_WHAT TO WORK ON_. Each line below should be reproduced without any alteration.

_ENTRIES_.
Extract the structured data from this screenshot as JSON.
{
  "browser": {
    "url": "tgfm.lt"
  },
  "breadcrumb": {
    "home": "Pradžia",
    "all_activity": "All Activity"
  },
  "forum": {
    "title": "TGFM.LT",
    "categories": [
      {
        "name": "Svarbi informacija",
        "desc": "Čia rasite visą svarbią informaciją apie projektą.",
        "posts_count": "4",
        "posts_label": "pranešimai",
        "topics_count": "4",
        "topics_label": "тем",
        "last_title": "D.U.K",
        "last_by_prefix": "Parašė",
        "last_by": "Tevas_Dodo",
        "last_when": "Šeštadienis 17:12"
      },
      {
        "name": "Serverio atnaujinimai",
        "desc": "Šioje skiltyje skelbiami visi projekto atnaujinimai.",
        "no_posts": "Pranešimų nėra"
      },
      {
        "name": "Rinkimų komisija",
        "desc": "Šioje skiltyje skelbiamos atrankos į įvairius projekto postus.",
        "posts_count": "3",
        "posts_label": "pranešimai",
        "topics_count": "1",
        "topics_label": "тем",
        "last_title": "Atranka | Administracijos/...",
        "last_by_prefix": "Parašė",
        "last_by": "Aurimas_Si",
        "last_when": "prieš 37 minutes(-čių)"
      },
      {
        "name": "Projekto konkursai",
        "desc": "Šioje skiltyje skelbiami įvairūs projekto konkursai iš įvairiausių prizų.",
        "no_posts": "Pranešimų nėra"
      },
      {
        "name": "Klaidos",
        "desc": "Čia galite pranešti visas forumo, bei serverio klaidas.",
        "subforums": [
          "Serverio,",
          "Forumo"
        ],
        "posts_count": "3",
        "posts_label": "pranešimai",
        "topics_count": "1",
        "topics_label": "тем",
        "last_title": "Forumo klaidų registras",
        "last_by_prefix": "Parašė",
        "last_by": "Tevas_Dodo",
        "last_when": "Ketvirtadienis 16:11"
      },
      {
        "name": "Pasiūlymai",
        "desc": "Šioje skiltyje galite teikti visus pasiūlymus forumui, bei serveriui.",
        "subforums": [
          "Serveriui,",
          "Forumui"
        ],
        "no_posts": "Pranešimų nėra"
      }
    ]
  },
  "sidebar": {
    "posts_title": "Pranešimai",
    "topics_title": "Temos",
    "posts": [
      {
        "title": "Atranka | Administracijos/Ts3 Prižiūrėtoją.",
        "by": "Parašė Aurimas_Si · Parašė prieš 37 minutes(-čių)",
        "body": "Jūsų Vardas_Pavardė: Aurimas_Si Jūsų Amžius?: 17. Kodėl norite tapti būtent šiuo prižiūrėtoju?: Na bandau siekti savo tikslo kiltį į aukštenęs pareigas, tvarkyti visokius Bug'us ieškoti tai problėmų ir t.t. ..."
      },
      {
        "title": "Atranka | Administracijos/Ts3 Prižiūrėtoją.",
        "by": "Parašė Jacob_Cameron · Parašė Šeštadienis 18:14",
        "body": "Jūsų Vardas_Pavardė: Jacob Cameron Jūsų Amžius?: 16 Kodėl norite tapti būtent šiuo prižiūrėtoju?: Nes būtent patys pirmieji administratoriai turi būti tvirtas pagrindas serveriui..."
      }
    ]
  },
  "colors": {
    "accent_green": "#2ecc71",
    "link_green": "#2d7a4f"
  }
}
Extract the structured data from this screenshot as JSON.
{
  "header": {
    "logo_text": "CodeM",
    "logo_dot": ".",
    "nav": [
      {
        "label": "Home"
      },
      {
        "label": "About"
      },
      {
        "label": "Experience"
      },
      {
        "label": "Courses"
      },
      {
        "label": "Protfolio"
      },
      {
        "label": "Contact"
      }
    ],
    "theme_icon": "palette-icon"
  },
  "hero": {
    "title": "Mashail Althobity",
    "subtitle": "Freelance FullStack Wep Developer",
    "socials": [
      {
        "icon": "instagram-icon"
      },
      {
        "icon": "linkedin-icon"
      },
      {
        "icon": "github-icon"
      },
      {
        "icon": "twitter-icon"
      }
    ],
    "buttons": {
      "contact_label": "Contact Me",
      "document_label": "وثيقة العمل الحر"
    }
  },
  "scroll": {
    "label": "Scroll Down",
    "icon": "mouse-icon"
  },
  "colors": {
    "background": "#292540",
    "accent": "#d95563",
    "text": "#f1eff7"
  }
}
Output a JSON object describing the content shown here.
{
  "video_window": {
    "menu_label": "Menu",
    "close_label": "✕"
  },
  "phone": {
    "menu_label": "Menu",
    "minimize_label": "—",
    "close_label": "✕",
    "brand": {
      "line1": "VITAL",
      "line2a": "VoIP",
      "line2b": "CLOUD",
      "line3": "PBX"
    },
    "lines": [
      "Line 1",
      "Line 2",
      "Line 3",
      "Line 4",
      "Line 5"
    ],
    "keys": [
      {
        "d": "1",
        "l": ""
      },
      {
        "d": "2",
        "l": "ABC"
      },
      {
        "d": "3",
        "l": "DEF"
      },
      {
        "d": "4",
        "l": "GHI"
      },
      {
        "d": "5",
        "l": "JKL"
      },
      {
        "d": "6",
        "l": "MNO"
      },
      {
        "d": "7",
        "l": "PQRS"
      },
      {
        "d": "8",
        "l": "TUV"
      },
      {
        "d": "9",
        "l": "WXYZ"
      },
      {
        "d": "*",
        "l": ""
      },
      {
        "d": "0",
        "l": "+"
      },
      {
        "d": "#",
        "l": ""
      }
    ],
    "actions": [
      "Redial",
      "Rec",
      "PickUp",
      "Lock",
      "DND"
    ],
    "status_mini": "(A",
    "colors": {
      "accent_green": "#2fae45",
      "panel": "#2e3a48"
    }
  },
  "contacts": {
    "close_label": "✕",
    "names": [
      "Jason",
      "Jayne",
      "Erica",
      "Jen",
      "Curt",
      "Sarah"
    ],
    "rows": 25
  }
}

_RESULT BELOW_.
Extract the structured data from this screenshot as JSON.
{
  "browser": {
    "url": "tgfm.lt"
  },
  "breadcrumb": {
    "home": "Pradžia",
    "all_activity": "All Activity"
  },
  "forum": {
    "title": "TGFM.LT",
    "categories": [
      {
        "name": "Svarbi informacija",
        "desc": "Čia rasite visą svarbią informaciją apie projektą.",
        "posts_count": "4",
        "posts_label": "pranešimai",
        "topics_count": "4",
        "topics_label": "тем",
        "last_title": "D.U.K",
        "last_by_prefix": "Parašė",
        "last_by": "Tevas_Dodo",
        "last_when": "Šeštadienis 17:12"
      },
      {
        "name": "Serverio atnaujinimai",
        "desc": "Šioje skiltyje skelbiami visi projekto atnaujinimai.",
        "no_posts": "Pranešimų nėra"
      },
      {
        "name": "Rinkimų komisija",
        "desc": "Šioje skiltyje skelbiamos atrankos į įvairius projekto postus.",
        "posts_count": "3",
        "posts_label": "pranešimai",
        "topics_count": "1",
        "topics_label": "тем",
        "last_title": "Atranka | Administracijos/...",
        "last_by_prefix": "Parašė",
        "last_by": "Aurimas_Si",
        "last_when": "prieš 37 minutes(-čių)"
      },
      {
        "name": "Projekto konkursai",
        "desc": "Šioje skiltyje skelbiami įvairūs projekto konkursai iš įvairiausių prizų.",
        "no_posts": "Pranešimų nėra"
      },
      {
        "name": "Klaidos",
        "desc": "Čia galite pranešti visas forumo, bei serverio klaidas.",
        "subforums": [
          "Serverio,",
          "Forumo"
        ],
        "posts_count": "3",
        "posts_label": "pranešimai",
        "topics_count": "1",
        "topics_label": "тем",
        "last_title": "Forumo klaidų registras",
        "last_by_prefix": "Parašė",
        "last_by": "Tevas_Dodo",
        "last_when": "Ketvirtadienis 16:11"
      },
      {
        "name": "Pasiūlymai",
        "desc": "Šioje skiltyje galite teikti visus pasiūlymus forumui, bei serveriui.",
        "subforums": [
          "Serveriui,",
          "Forumui"
        ],
        "no_posts": "Pranešimų nėra"
      }
    ]
  },
  "sidebar": {
    "posts_title": "Pranešimai",
    "topics_title": "Temos",
    "posts": [
      {
        "title": "Atranka | Administracijos/Ts3 Prižiūrėtoją.",
        "by": "Parašė Aurimas_Si · Parašė prieš 37 minutes(-čių)",
        "body": "Jūsų Vardas_Pavardė: Aurimas_Si Jūsų Amžius?: 17. Kodėl norite tapti būtent šiuo prižiūrėtoju?: Na bandau siekti savo tikslo kiltį į aukštenęs pareigas, tvarkyti visokius Bug'us ieškoti tai problėmų ir t.t. ..."
      },
      {
        "title": "Atranka | Administracijos/Ts3 Prižiūrėtoją.",
        "by": "Parašė Jacob_Cameron · Parašė Šeštadienis 18:14",
        "body": "Jūsų Vardas_Pavardė: Jacob Cameron Jūsų Amžius?: 16 Kodėl norite tapti būtent šiuo prižiūrėtoju?: Nes būtent patys pirmieji administratoriai turi būti tvirtas pagrindas serveriui..."
      }
    ]
  },
  "colors": {
    "accent_green": "#2ecc71",
    "link_green": "#2d7a4f"
  }
}
Extract the structured data from this screenshot as JSON.
{
  "header": {
    "logo_text": "CodeM",
    "logo_dot": ".",
    "nav": [
      {
        "label": "Home"
      },
      {
        "label": "About"
      },
      {
        "label": "Experience"
      },
      {
        "label": "Courses"
      },
      {
        "label": "Protfolio"
      },
      {
        "label": "Contact"
      }
    ],
    "theme_icon": "palette-icon"
  },
  "hero": {
    "title": "Mashail Althobity",
    "subtitle": "Freelance FullStack Wep Developer",
    "socials": [
      {
        "icon": "instagram-icon"
      },
      {
        "icon": "linkedin-icon"
      },
      {
        "icon": "github-icon"
      },
      {
        "icon": "twitter-icon"
      }
    ],
    "buttons": {
      "contact_label": "Contact Me",
      "document_label": "وثيقة العمل الحر"
    }
  },
  "scroll": {
    "label": "Scroll Down",
    "icon": "mouse-icon"
  },
  "colors": {
    "background": "#292540",
    "accent": "#d95563",
    "text": "#f1eff7"
  }
}
Output a JSON object describing the content shown here.
{
  "video_window": {
    "menu_label": "Menu",
    "close_label": "✕"
  },
  "phone": {
    "menu_label": "Menu",
    "minimize_label": "—",
    "close_label": "✕",
    "brand": {
      "line1": "VITAL",
      "line2a": "VoIP",
      "line2b": "CLOUD",
      "line3": "PBX"
    },
    "lines": [
      "Line 1",
      "Line 2",
      "Line 3",
      "Line 4",
      "Line 5"
    ],
    "keys": [
      {
        "d": "1",
        "l": ""
      },
      {
        "d": "2",
        "l": "ABC"
      },
      {
        "d": "3",
        "l": "DEF"
      },
      {
        "d": "4",
        "l": "GHI"
      },
      {
        "d": "5",
        "l": "JKL"
      },
      {
        "d": "6",
        "l": "MNO"
      },
      {
        "d": "7",
        "l": "PQRS"
      },
      {
        "d": "8",
        "l": "TUV"
      },
      {
        "d": "9",
        "l": "WXYZ"
      },
      {
        "d": "*",
        "l": ""
      },
      {
        "d": "0",
        "l": "+"
      },
      {
        "d": "#",
        "l": ""
      }
    ],
    "actions": [
      "Redial",
      "Rec",
      "PickUp",
      "Lock",
      "DND"
    ],
    "status_mini": "(A",
    "colors": {
      "accent_green": "#2fae45",
      "panel": "#2e3a48"
    }
  },
  "contacts": {
    "close_label": "✕",
    "names": [
      "Jason",
      "Jayne",
      "Erica",
      "Jen",
      "Curt",
      "Sarah"
    ],
    "rows": 25
  }
}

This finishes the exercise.